### Description of the task
Copy out all lines carrying the word "крестьянское".

— BEGIN —

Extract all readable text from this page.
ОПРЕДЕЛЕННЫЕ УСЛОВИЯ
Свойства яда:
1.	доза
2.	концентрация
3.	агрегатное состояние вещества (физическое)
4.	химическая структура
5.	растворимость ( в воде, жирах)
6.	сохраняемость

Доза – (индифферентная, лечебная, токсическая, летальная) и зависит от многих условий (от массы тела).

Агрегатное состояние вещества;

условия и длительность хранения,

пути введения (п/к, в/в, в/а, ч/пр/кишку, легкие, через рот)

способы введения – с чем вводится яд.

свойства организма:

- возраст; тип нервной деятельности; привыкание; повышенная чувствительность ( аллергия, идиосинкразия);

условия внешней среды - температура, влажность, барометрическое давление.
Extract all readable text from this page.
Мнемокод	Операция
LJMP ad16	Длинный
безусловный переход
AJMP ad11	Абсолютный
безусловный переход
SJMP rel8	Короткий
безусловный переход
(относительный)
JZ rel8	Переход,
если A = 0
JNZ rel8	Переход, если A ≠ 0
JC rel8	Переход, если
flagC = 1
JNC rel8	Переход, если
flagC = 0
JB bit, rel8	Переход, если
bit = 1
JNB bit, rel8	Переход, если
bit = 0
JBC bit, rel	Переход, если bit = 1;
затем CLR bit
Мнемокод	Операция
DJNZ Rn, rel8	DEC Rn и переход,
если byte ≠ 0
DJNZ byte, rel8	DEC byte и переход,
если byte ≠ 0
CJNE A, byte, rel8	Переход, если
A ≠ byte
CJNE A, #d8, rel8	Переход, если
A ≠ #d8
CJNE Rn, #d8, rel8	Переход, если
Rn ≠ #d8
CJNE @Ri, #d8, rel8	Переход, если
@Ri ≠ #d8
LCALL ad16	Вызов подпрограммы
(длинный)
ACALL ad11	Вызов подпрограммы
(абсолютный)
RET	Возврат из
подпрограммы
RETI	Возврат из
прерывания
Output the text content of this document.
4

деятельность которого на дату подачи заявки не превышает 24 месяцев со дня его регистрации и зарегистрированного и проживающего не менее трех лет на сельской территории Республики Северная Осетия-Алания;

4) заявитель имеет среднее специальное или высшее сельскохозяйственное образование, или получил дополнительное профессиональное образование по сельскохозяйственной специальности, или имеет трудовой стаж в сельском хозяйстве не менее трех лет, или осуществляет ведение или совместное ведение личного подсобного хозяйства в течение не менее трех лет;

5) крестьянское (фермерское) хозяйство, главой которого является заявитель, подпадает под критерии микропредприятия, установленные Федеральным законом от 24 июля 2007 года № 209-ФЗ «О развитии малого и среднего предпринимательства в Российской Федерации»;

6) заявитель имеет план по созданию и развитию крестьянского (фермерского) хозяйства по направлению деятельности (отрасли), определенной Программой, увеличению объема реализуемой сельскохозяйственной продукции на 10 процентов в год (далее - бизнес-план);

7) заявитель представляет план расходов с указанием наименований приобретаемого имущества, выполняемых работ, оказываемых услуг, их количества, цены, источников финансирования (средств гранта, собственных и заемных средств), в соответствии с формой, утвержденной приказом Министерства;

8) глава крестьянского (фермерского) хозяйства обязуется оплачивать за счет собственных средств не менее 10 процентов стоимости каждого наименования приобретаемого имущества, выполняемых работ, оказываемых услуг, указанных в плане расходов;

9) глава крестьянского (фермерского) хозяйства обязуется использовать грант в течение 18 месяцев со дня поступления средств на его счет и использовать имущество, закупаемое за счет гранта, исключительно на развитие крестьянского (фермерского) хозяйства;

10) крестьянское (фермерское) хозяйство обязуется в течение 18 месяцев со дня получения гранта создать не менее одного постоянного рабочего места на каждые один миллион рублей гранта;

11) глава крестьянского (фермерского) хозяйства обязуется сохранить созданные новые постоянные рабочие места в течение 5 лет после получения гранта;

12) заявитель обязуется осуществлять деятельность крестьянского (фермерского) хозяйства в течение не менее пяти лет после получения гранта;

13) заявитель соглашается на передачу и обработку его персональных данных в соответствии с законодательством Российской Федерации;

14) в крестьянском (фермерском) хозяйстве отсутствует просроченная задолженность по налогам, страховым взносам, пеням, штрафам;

— END —

### Answer to this task
5) крестьянское (фермерское) хозяйство, главой которого является заявитель, подпадает под критерии микропредприятия, установленные Федеральным законом от 24 июля 2007 года № 209-ФЗ «О развитии малого и среднего предпринимательства в Российской Федерации»;
10) крестьянское (фермерское) хозяйство обязуется в течение 18 месяцев со дня получения гранта создать не менее одного постоянного рабочего места на каждые один миллион рублей гранта;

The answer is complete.